— Start DATA RECORDS —
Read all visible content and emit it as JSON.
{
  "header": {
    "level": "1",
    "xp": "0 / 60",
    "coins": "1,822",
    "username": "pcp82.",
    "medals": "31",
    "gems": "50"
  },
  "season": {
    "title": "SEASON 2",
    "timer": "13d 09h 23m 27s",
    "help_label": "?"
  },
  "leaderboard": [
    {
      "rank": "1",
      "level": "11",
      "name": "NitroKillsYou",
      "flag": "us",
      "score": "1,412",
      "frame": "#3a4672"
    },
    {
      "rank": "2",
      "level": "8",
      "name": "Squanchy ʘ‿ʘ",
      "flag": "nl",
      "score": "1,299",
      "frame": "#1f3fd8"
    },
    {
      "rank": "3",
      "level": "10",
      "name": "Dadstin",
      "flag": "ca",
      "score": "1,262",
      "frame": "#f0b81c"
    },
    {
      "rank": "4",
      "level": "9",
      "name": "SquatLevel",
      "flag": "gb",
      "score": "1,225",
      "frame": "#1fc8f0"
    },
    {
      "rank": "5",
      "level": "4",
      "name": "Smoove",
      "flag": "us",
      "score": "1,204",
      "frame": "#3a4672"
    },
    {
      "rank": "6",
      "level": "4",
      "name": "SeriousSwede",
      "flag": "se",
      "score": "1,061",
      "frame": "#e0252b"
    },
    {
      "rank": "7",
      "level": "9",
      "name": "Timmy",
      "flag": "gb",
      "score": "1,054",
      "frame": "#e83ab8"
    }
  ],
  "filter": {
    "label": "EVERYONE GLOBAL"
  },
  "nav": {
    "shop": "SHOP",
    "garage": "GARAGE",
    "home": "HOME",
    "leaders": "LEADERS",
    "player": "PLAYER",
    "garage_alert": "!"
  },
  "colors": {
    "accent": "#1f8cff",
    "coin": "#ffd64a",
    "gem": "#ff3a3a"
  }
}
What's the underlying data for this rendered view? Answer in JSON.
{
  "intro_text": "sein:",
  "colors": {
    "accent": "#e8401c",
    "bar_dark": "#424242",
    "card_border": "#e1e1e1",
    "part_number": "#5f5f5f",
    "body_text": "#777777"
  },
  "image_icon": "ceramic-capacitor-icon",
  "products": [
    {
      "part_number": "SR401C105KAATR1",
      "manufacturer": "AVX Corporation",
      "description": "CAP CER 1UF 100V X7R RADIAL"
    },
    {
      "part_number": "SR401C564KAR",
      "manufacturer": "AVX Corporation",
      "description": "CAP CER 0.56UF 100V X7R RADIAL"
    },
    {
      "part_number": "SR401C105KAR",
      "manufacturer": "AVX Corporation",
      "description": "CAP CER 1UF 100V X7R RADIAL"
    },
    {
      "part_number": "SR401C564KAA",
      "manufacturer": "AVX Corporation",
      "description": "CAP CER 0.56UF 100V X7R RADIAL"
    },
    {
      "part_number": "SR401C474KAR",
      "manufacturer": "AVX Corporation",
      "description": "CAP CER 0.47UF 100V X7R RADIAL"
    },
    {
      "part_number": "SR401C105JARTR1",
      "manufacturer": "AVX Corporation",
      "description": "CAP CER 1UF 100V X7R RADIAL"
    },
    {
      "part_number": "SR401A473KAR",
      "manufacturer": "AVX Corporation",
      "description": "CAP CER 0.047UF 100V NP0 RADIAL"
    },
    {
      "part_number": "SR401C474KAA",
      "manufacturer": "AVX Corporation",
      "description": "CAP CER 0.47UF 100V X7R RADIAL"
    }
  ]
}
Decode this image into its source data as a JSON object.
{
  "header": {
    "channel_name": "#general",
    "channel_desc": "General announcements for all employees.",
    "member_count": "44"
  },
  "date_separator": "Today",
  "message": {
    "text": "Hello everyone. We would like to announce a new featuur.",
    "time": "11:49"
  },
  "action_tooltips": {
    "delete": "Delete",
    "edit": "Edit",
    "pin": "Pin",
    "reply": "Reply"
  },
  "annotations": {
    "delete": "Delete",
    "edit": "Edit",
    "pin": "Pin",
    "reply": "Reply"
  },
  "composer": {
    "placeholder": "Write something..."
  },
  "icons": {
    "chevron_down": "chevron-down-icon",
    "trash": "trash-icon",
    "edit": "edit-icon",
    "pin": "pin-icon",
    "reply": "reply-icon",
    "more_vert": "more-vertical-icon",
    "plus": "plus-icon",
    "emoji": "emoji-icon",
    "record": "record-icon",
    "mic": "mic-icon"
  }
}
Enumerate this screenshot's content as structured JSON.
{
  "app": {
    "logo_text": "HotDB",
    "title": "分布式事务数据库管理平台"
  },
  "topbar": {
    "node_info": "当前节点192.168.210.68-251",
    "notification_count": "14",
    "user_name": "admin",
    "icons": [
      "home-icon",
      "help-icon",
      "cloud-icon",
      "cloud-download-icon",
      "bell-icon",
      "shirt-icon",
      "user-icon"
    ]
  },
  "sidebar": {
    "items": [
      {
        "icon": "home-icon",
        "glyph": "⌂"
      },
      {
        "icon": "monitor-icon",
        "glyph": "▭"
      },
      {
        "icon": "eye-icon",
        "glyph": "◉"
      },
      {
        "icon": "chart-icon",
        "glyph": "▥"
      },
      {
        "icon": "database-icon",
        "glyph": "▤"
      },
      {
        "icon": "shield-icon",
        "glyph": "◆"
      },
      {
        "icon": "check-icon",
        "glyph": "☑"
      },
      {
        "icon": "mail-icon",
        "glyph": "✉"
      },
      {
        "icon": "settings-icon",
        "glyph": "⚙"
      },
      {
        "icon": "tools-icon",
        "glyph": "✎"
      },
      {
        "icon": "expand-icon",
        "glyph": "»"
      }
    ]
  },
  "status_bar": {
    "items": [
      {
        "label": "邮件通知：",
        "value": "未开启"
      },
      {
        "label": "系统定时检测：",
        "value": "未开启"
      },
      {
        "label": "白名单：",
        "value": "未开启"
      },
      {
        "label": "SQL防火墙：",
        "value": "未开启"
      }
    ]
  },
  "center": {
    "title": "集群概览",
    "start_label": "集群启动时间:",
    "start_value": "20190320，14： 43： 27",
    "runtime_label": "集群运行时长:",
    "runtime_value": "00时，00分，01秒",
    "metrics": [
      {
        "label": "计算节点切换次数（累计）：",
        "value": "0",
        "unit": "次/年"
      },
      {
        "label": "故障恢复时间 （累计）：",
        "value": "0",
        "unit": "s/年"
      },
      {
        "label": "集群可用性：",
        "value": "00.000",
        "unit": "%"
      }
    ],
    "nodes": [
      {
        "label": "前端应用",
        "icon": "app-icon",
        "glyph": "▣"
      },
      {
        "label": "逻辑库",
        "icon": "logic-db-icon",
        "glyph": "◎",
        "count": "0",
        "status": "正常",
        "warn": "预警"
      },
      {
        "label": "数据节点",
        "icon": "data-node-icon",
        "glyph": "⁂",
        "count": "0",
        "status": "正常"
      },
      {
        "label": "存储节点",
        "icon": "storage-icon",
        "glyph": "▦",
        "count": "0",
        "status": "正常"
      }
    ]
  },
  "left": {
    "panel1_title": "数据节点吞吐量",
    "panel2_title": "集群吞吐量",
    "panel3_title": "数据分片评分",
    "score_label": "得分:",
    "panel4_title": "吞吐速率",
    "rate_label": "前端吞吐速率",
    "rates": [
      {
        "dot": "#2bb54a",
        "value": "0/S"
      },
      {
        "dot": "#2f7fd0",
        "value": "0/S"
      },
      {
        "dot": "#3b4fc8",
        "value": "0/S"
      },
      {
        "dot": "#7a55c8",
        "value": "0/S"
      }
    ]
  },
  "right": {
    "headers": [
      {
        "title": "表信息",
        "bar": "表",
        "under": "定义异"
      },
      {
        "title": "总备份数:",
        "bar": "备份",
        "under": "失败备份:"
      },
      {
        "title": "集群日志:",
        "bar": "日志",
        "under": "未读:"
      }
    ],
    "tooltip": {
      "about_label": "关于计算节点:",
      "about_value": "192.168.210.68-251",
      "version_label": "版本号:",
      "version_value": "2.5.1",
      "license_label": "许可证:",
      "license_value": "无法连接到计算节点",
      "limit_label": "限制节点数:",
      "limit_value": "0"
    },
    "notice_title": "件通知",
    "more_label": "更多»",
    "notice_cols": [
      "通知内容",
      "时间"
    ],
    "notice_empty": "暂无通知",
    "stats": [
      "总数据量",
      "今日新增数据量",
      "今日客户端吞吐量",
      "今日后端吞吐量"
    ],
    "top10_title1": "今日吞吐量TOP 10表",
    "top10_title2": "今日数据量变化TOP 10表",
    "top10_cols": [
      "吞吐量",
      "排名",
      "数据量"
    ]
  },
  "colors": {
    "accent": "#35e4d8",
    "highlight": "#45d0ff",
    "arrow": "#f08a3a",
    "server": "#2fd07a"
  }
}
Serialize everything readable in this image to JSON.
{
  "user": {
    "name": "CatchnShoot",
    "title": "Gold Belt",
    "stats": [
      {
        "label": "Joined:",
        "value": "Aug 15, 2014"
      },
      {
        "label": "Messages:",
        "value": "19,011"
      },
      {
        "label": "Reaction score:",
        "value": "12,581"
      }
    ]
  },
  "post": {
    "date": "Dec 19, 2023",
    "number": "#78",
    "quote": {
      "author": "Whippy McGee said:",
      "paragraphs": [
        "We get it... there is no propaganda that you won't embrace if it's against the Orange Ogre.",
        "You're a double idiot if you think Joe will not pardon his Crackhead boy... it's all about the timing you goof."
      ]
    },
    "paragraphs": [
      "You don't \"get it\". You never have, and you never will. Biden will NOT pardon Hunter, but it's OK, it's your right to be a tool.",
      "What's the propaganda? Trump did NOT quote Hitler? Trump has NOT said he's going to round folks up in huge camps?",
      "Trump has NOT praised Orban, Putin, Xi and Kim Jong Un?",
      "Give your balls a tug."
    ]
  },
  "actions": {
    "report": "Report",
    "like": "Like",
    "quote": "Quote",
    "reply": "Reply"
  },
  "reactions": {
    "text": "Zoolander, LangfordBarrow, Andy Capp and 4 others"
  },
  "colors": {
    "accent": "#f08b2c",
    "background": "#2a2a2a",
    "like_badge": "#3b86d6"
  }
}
— End DATA RECORDS —
DIRECTION: Count how many lines above carry the word "right". Only the number is required.

WORKED SOLUTION: 2